Aim of the exercise: Restate every line of the material, word for word.

Dataset rows:
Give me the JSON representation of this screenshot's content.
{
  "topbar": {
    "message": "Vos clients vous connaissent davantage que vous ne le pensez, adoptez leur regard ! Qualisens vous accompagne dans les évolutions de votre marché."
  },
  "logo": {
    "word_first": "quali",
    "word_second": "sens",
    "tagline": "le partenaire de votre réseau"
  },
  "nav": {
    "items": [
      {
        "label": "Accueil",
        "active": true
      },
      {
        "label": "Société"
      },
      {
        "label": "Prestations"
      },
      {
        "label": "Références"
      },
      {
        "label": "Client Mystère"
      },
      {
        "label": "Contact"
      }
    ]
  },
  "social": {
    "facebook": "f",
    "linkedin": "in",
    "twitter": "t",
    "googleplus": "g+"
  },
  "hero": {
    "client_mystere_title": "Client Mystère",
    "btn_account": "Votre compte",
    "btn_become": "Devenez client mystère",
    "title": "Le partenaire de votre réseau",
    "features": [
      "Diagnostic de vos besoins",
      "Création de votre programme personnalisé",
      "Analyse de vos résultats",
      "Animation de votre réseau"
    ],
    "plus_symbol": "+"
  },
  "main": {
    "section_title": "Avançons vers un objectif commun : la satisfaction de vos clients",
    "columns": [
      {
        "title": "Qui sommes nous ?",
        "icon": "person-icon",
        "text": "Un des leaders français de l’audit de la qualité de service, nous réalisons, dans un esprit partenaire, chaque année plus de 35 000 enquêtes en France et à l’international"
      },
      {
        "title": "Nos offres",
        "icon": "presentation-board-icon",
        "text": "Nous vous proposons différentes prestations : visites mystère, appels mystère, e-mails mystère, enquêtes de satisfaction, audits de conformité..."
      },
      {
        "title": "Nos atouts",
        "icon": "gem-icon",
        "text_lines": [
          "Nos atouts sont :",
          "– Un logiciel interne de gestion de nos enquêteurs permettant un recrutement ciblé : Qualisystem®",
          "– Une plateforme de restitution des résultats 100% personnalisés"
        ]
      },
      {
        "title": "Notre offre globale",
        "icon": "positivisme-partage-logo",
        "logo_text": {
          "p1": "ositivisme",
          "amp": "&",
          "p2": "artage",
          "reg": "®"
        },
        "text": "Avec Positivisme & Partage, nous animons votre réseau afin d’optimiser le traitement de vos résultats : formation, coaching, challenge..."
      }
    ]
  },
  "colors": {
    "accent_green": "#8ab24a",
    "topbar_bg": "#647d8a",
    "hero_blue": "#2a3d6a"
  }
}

Result of the exercise:
Give me the JSON representation of this screenshot's content.
{
  "topbar": {
    "message": "Vos clients vous connaissent davantage que vous ne le pensez, adoptez leur regard ! Qualisens vous accompagne dans les évolutions de votre marché."
  },
  "logo": {
    "word_first": "quali",
    "word_second": "sens",
    "tagline": "le partenaire de votre réseau"
  },
  "nav": {
    "items": [
      {
        "label": "Accueil",
        "active": true
      },
      {
        "label": "Société"
      },
      {
        "label": "Prestations"
      },
      {
        "label": "Références"
      },
      {
        "label": "Client Mystère"
      },
      {
        "label": "Contact"
      }
    ]
  },
  "social": {
    "facebook": "f",
    "linkedin": "in",
    "twitter": "t",
    "googleplus": "g+"
  },
  "hero": {
    "client_mystere_title": "Client Mystère",
    "btn_account": "Votre compte",
    "btn_become": "Devenez client mystère",
    "title": "Le partenaire de votre réseau",
    "features": [
      "Diagnostic de vos besoins",
      "Création de votre programme personnalisé",
      "Analyse de vos résultats",
      "Animation de votre réseau"
    ],
    "plus_symbol": "+"
  },
  "main": {
    "section_title": "Avançons vers un objectif commun : la satisfaction de vos clients",
    "columns": [
      {
        "title": "Qui sommes nous ?",
        "icon": "person-icon",
        "text": "Un des leaders français de l’audit de la qualité de service, nous réalisons, dans un esprit partenaire, chaque année plus de 35 000 enquêtes en France et à l’international"
      },
      {
        "title": "Nos offres",
        "icon": "presentation-board-icon",
        "text": "Nous vous proposons différentes prestations : visites mystère, appels mystère, e-mails mystère, enquêtes de satisfaction, audits de conformité..."
      },
      {
        "title": "Nos atouts",
        "icon": "gem-icon",
        "text_lines": [
          "Nos atouts sont :",
          "– Un logiciel interne de gestion de nos enquêteurs permettant un recrutement ciblé : Qualisystem®",
          "– Une plateforme de restitution des résultats 100% personnalisés"
        ]
      },
      {
        "title": "Notre offre globale",
        "icon": "positivisme-partage-logo",
        "logo_text": {
          "p1": "ositivisme",
          "amp": "&",
          "p2": "artage",
          "reg": "®"
        },
        "text": "Avec Positivisme & Partage, nous animons votre réseau afin d’optimiser le traitement de vos résultats : formation, coaching, challenge..."
      }
    ]
  },
  "colors": {
    "accent_green": "#8ab24a",
    "topbar_bg": "#647d8a",
    "hero_blue": "#2a3d6a"
  }
}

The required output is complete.